[Data tied to figure images]
=-=-=-=-=
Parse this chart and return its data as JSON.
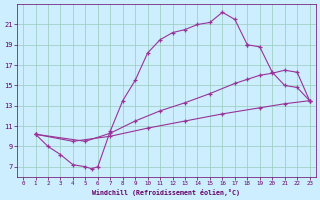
{
  "xlabel": "Windchill (Refroidissement éolien,°C)",
  "bg_color": "#cceeff",
  "line_color": "#993399",
  "xlim": [
    -0.5,
    23.5
  ],
  "ylim": [
    6.0,
    23.0
  ],
  "xticks": [
    0,
    1,
    2,
    3,
    4,
    5,
    6,
    7,
    8,
    9,
    10,
    11,
    12,
    13,
    14,
    15,
    16,
    17,
    18,
    19,
    20,
    21,
    22,
    23
  ],
  "yticks": [
    7,
    9,
    11,
    13,
    15,
    17,
    19,
    21
  ],
  "grid_color": "#99ccbb",
  "font_color": "#660066",
  "curve1_x": [
    1,
    2,
    3,
    4,
    5,
    5.5,
    6,
    7,
    8,
    9,
    10,
    11,
    12,
    13,
    14,
    15,
    16,
    17,
    18
  ],
  "curve1_y": [
    10.2,
    9.0,
    8.2,
    7.2,
    7.0,
    6.8,
    7.0,
    10.5,
    13.5,
    15.5,
    18.2,
    19.5,
    20.2,
    20.5,
    21.0,
    21.2,
    22.2,
    21.5,
    19.0
  ],
  "curve2_x": [
    18,
    19,
    20,
    21,
    22,
    23
  ],
  "curve2_y": [
    19.0,
    18.8,
    16.3,
    15.0,
    14.8,
    13.5
  ],
  "curve3_x": [
    1,
    5,
    7,
    9,
    11,
    13,
    15,
    17,
    18,
    19,
    20,
    21,
    22,
    23
  ],
  "curve3_y": [
    10.2,
    9.5,
    10.3,
    11.5,
    12.5,
    13.3,
    14.2,
    15.2,
    15.6,
    16.0,
    16.2,
    16.5,
    16.3,
    13.5
  ],
  "curve4_x": [
    1,
    4,
    7,
    10,
    13,
    16,
    19,
    21,
    23
  ],
  "curve4_y": [
    10.2,
    9.5,
    10.0,
    10.8,
    11.5,
    12.2,
    12.8,
    13.2,
    13.5
  ]
}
=-=-=-=-=
Return the material exactly as given, apart from the pictures.

> [EXERCISE OUTPUT]:
Parse this chart and return its data as JSON.
{
  "xlabel": "Windchill (Refroidissement éolien,°C)",
  "bg_color": "#cceeff",
  "line_color": "#993399",
  "xlim": [
    -0.5,
    23.5
  ],
  "ylim": [
    6.0,
    23.0
  ],
  "xticks": [
    0,
    1,
    2,
    3,
    4,
    5,
    6,
    7,
    8,
    9,
    10,
    11,
    12,
    13,
    14,
    15,
    16,
    17,
    18,
    19,
    20,
    21,
    22,
    23
  ],
  "yticks": [
    7,
    9,
    11,
    13,
    15,
    17,
    19,
    21
  ],
  "grid_color": "#99ccbb",
  "font_color": "#660066",
  "curve1_x": [
    1,
    2,
    3,
    4,
    5,
    5.5,
    6,
    7,
    8,
    9,
    10,
    11,
    12,
    13,
    14,
    15,
    16,
    17,
    18
  ],
  "curve1_y": [
    10.2,
    9.0,
    8.2,
    7.2,
    7.0,
    6.8,
    7.0,
    10.5,
    13.5,
    15.5,
    18.2,
    19.5,
    20.2,
    20.5,
    21.0,
    21.2,
    22.2,
    21.5,
    19.0
  ],
  "curve2_x": [
    18,
    19,
    20,
    21,
    22,
    23
  ],
  "curve2_y": [
    19.0,
    18.8,
    16.3,
    15.0,
    14.8,
    13.5
  ],
  "curve3_x": [
    1,
    5,
    7,
    9,
    11,
    13,
    15,
    17,
    18,
    19,
    20,
    21,
    22,
    23
  ],
  "curve3_y": [
    10.2,
    9.5,
    10.3,
    11.5,
    12.5,
    13.3,
    14.2,
    15.2,
    15.6,
    16.0,
    16.2,
    16.5,
    16.3,
    13.5
  ],
  "curve4_x": [
    1,
    4,
    7,
    10,
    13,
    16,
    19,
    21,
    23
  ],
  "curve4_y": [
    10.2,
    9.5,
    10.0,
    10.8,
    11.5,
    12.2,
    12.8,
    13.2,
    13.5
  ]
}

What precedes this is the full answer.